Exercise brief. Print the entries below word for word; the pictures stay out of your copy.

Records for the exercise.
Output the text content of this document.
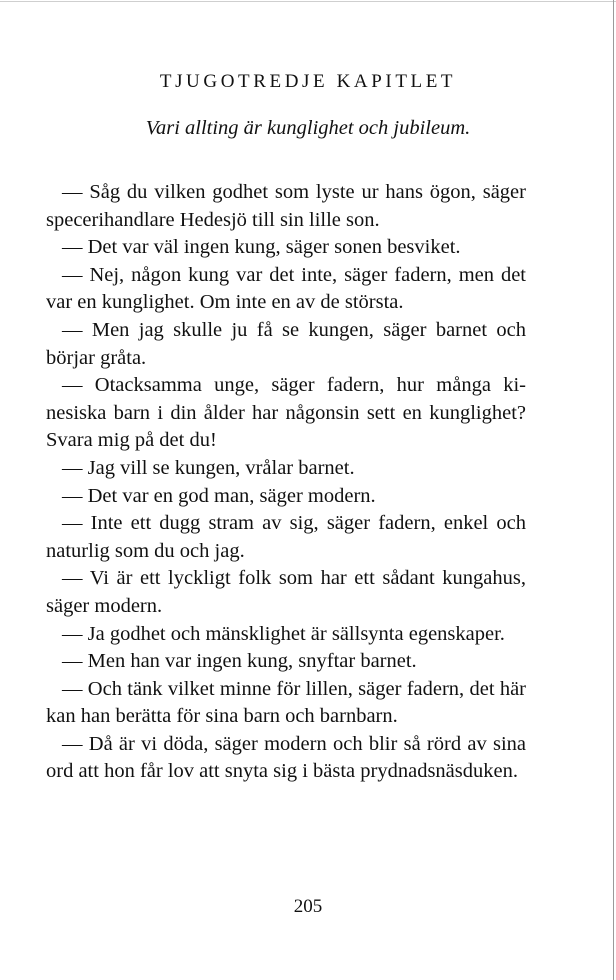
TJUGOTREDJE KAPITLET
Vari allting är kunglighet och jubileum.

— Såg du vilken godhet som lyste ur hans ögon, säger specerihandlare Hedesjö till sin lille son.

— Det var väl ingen kung, säger sonen besviket.

— Nej, någon kung var det inte, säger fadern, men det var en kunglighet. Om inte en av de största.

— Men jag skulle ju få se kungen, säger barnet och börjar gråta.

— Otacksamma unge, säger fadern, hur många kinesiska barn i din ålder har någonsin sett en kunglighet? Svara mig på det du!

— Jag vill se kungen, vrålar barnet.

— Det var en god man, säger modern.

— Inte ett dugg stram av sig, säger fadern, enkel och naturlig som du och jag.

— Vi är ett lyckligt folk som har ett sådant kungahus, säger modern.

— Ja godhet och mänsklighet är sällsynta egenskaper.

— Men han var ingen kung, snyftar barnet.

— Och tänk vilket minne för lillen, säger fadern, det här kan han berätta för sina barn och barnbarn.

— Då är vi döda, säger modern och blir så rörd av sina ord att hon får lov att snyta sig i bästa prydnadsnäsduken.

205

Task answer.
Output the text content of this document.
TJUGOTREDJE KAPITLET
Vari allting är kunglighet och jubileum.

— Såg du vilken godhet som lyste ur hans ögon, säger specerihandlare Hedesjö till sin lille son.

— Det var väl ingen kung, säger sonen besviket.

— Nej, någon kung var det inte, säger fadern, men det var en kunglighet. Om inte en av de största.

— Men jag skulle ju få se kungen, säger barnet och börjar gråta.

— Otacksamma unge, säger fadern, hur många kinesiska barn i din ålder har någonsin sett en kunglighet? Svara mig på det du!

— Jag vill se kungen, vrålar barnet.

— Det var en god man, säger modern.

— Inte ett dugg stram av sig, säger fadern, enkel och naturlig som du och jag.

— Vi är ett lyckligt folk som har ett sådant kungahus, säger modern.

— Ja godhet och mänsklighet är sällsynta egenskaper.

— Men han var ingen kung, snyftar barnet.

— Och tänk vilket minne för lillen, säger fadern, det här kan han berätta för sina barn och barnbarn.

— Då är vi döda, säger modern och blir så rörd av sina ord att hon får lov att snyta sig i bästa prydnadsnäsduken.

205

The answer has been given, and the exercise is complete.